Across the five states included in the study there are several regions that stand out with the longest drive times. That includes much of the western side of Indiana, a wide swath of eastern West Virginia and some counties in eastern Kentucky.
Study author Joudrey says one potential solution is for federally-qualified health centers to offer methadone treatment. These centers often provide primary care to low-income patients. Joudrey said Canada and Australia allow primary care clinics to prescribe methadone, but the process is more difficult in the United States.
“For many primary care clinics, those rules and restrictions are burdensome, and it limits the number of opiate treatment programs and methadone clinics,” Joudrey said.
He said if these clinics offered methadone treatment, it would make the treatment easier to access for rural residents. When he analyzed drive times to these clinics, he found the drive for many rural patients to the clinic would be about 17 minutes, compared to the 49 minutes to a methadone treatment center.

Entries supplied:
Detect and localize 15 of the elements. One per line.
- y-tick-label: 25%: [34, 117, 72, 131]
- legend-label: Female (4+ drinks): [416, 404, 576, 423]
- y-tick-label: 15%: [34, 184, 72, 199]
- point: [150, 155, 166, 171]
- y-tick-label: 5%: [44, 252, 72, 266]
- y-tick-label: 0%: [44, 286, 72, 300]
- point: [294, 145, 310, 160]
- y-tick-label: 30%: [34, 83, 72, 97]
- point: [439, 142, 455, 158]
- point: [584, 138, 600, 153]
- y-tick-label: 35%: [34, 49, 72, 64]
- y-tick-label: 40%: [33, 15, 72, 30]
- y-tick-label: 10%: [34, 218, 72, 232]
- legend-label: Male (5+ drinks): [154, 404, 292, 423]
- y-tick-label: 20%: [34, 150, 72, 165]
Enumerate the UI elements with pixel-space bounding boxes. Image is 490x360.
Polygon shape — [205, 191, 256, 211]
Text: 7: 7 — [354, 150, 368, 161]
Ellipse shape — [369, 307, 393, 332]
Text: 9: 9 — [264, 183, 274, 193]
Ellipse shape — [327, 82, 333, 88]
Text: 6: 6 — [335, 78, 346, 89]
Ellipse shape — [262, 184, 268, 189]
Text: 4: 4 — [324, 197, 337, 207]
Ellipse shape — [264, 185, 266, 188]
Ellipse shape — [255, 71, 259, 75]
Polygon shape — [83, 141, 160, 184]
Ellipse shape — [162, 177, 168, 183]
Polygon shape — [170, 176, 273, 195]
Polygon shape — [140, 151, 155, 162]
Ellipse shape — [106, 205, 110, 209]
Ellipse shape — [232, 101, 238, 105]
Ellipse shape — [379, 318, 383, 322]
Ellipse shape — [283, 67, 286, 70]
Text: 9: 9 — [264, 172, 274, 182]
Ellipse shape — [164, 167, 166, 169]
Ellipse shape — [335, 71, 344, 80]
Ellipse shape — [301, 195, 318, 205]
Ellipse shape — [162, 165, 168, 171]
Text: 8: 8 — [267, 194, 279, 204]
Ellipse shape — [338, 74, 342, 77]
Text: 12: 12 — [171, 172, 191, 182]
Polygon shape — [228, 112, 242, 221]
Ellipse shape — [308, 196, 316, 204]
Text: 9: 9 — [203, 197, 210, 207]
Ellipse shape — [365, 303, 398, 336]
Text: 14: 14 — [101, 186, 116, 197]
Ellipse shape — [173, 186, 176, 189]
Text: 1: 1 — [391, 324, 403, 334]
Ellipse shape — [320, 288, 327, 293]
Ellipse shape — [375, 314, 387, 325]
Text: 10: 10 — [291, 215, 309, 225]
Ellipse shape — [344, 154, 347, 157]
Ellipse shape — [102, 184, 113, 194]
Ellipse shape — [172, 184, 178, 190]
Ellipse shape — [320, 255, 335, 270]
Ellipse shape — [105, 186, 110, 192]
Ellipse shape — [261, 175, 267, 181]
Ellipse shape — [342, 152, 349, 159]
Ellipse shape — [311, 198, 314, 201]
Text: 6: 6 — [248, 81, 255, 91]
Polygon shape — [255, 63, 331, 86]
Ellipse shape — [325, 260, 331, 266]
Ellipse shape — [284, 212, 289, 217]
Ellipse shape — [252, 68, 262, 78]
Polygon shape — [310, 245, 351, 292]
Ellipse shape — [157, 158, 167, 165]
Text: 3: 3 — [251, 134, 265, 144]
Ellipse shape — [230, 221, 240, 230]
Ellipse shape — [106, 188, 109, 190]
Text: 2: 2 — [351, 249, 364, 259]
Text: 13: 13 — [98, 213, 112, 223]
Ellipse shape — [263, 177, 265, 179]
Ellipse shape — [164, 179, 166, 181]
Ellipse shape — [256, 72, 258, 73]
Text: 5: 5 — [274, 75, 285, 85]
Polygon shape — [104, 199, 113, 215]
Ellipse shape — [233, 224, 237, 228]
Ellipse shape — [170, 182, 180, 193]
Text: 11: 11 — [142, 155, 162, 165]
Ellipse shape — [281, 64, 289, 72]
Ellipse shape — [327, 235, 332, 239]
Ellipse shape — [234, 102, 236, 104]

What needs to be done: In the text on methadone treatment drive times, why does Joudrey suggest that federally-qualified health centers offer methadone? Answer in one to three sentences.

Problem solution: He says that methadone treatment at these centers would be easier for rural residents to reach. His analysis found that many rural patients would drive about 17 minutes to such a center, compared with 49 minutes to a methadone treatment center.